Copy out each line below exactly as it appears.

-------- Stored records --------

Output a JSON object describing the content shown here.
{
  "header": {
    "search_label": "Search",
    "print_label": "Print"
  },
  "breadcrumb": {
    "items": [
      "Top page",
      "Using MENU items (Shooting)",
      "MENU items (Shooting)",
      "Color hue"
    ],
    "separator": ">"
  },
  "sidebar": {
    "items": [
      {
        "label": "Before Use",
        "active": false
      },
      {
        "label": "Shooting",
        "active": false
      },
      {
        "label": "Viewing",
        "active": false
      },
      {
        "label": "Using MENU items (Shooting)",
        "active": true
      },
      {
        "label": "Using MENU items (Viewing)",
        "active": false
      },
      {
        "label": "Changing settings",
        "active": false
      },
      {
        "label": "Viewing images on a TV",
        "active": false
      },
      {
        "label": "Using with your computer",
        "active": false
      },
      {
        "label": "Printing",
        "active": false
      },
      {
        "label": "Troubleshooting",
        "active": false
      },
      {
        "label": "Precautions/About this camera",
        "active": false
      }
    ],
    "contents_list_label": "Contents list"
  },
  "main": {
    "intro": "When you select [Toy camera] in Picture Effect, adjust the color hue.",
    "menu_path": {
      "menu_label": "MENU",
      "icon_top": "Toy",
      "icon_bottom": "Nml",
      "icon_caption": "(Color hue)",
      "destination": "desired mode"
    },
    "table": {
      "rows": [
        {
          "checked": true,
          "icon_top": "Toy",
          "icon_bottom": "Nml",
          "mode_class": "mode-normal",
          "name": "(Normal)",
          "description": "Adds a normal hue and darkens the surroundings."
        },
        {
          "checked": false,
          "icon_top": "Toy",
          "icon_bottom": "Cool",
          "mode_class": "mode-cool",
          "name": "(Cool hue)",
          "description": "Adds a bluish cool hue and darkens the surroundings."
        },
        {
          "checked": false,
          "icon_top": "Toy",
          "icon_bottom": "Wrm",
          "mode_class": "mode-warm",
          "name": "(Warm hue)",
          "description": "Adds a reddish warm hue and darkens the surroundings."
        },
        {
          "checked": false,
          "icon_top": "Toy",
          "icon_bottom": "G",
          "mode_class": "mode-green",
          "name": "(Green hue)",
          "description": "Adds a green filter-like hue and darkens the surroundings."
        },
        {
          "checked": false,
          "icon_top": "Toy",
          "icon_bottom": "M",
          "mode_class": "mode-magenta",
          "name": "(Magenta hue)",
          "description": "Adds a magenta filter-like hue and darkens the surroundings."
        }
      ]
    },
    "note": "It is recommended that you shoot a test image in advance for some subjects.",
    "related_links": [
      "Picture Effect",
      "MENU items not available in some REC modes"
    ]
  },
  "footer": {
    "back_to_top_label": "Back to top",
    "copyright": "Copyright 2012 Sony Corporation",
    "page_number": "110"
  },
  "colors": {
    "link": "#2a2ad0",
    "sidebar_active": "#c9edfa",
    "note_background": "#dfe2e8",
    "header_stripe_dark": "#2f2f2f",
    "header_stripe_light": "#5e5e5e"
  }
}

--------

[Full output]:
Output a JSON object describing the content shown here.
{
  "header": {
    "search_label": "Search",
    "print_label": "Print"
  },
  "breadcrumb": {
    "items": [
      "Top page",
      "Using MENU items (Shooting)",
      "MENU items (Shooting)",
      "Color hue"
    ],
    "separator": ">"
  },
  "sidebar": {
    "items": [
      {
        "label": "Before Use",
        "active": false
      },
      {
        "label": "Shooting",
        "active": false
      },
      {
        "label": "Viewing",
        "active": false
      },
      {
        "label": "Using MENU items (Shooting)",
        "active": true
      },
      {
        "label": "Using MENU items (Viewing)",
        "active": false
      },
      {
        "label": "Changing settings",
        "active": false
      },
      {
        "label": "Viewing images on a TV",
        "active": false
      },
      {
        "label": "Using with your computer",
        "active": false
      },
      {
        "label": "Printing",
        "active": false
      },
      {
        "label": "Troubleshooting",
        "active": false
      },
      {
        "label": "Precautions/About this camera",
        "active": false
      }
    ],
    "contents_list_label": "Contents list"
  },
  "main": {
    "intro": "When you select [Toy camera] in Picture Effect, adjust the color hue.",
    "menu_path": {
      "menu_label": "MENU",
      "icon_top": "Toy",
      "icon_bottom": "Nml",
      "icon_caption": "(Color hue)",
      "destination": "desired mode"
    },
    "table": {
      "rows": [
        {
          "checked": true,
          "icon_top": "Toy",
          "icon_bottom": "Nml",
          "mode_class": "mode-normal",
          "name": "(Normal)",
          "description": "Adds a normal hue and darkens the surroundings."
        },
        {
          "checked": false,
          "icon_top": "Toy",
          "icon_bottom": "Cool",
          "mode_class": "mode-cool",
          "name": "(Cool hue)",
          "description": "Adds a bluish cool hue and darkens the surroundings."
        },
        {
          "checked": false,
          "icon_top": "Toy",
          "icon_bottom": "Wrm",
          "mode_class": "mode-warm",
          "name": "(Warm hue)",
          "description": "Adds a reddish warm hue and darkens the surroundings."
        },
        {
          "checked": false,
          "icon_top": "Toy",
          "icon_bottom": "G",
          "mode_class": "mode-green",
          "name": "(Green hue)",
          "description": "Adds a green filter-like hue and darkens the surroundings."
        },
        {
          "checked": false,
          "icon_top": "Toy",
          "icon_bottom": "M",
          "mode_class": "mode-magenta",
          "name": "(Magenta hue)",
          "description": "Adds a magenta filter-like hue and darkens the surroundings."
        }
      ]
    },
    "note": "It is recommended that you shoot a test image in advance for some subjects.",
    "related_links": [
      "Picture Effect",
      "MENU items not available in some REC modes"
    ]
  },
  "footer": {
    "back_to_top_label": "Back to top",
    "copyright": "Copyright 2012 Sony Corporation",
    "page_number": "110"
  },
  "colors": {
    "link": "#2a2ad0",
    "sidebar_active": "#c9edfa",
    "note_background": "#dfe2e8",
    "header_stripe_dark": "#2f2f2f",
    "header_stripe_light": "#5e5e5e"
  }
}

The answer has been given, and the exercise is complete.